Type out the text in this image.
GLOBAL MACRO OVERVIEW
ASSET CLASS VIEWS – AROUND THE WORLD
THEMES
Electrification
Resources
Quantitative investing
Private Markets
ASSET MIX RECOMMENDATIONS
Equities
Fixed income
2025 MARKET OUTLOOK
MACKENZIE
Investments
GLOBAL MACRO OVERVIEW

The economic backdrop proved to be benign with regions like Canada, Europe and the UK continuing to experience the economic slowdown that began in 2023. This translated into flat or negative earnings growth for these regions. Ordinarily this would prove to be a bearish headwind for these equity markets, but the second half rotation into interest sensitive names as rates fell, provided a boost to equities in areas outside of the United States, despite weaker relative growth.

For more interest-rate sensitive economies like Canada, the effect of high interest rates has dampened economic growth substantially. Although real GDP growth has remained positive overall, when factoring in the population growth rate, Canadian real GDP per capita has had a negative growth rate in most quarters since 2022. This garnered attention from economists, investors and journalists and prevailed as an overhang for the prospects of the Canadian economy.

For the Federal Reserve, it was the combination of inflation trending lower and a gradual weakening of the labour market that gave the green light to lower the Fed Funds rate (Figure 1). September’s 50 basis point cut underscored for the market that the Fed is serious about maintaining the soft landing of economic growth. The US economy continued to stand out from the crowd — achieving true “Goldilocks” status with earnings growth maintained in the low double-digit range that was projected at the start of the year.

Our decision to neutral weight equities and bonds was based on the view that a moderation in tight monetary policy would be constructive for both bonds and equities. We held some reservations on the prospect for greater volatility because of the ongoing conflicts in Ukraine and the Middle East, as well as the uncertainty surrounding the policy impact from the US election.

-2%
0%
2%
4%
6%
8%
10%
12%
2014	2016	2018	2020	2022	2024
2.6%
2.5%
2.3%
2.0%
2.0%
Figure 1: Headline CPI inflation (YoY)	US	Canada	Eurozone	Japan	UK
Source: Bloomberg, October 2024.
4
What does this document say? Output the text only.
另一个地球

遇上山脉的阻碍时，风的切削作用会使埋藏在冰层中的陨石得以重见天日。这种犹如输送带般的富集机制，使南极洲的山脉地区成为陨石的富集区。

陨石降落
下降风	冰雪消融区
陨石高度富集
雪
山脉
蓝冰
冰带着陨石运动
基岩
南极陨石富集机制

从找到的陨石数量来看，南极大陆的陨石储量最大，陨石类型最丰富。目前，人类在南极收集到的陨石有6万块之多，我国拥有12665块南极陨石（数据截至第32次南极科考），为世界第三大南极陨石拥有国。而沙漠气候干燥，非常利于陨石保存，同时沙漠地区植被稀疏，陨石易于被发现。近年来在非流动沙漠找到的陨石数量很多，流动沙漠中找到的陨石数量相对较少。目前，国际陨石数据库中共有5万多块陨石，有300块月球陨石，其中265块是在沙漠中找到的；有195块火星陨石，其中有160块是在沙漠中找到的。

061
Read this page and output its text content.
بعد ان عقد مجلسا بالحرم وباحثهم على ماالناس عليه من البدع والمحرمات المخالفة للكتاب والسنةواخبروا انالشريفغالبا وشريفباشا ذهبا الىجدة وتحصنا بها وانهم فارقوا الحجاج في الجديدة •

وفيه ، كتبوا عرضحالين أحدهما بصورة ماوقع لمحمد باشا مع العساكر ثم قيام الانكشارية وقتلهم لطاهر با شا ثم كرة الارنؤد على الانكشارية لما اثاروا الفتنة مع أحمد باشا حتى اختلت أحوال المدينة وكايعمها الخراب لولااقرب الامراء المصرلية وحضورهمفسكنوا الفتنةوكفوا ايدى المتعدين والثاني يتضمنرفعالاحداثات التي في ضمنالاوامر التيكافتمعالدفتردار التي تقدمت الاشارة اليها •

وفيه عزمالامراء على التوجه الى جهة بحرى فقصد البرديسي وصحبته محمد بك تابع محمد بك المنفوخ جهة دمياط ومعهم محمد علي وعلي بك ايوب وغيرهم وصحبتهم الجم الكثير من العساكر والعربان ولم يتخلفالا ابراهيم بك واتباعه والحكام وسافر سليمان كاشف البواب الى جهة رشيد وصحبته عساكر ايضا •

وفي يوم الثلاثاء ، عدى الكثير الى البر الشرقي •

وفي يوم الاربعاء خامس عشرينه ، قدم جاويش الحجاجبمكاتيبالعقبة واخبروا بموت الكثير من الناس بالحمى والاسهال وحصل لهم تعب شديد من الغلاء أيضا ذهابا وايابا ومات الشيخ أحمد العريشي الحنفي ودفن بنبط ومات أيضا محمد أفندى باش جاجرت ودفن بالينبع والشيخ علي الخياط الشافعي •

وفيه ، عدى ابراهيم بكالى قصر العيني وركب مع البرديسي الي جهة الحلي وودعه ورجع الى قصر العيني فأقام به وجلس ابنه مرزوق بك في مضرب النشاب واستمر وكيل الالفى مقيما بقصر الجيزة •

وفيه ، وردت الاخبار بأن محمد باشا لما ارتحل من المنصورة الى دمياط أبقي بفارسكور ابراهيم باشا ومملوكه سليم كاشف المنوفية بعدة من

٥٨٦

## What to work on
Identify the lines of the data that contain the word "like". Copy each of them.

## Solution to the problem
The economic backdrop proved to be benign with regions like Canada, Europe and the UK continuing to experience the economic slowdown that began in 2023. This translated into flat or negative earnings growth for these regions. Ordinarily this would prove to be a bearish headwind for these equity markets, but the second half rotation into interest sensitive names as rates fell, provided a boost to equities in areas outside of the United States, despite weaker relative growth.
For more interest-rate sensitive economies like Canada, the effect of high interest rates has dampened economic growth substantially. Although real GDP growth has remained positive overall, when factoring in the population growth rate, Canadian real GDP per capita has had a negative growth rate in most quarters since 2022. This garnered attention from economists, investors and journalists and prevailed as an overhang for the prospects of the Canadian economy.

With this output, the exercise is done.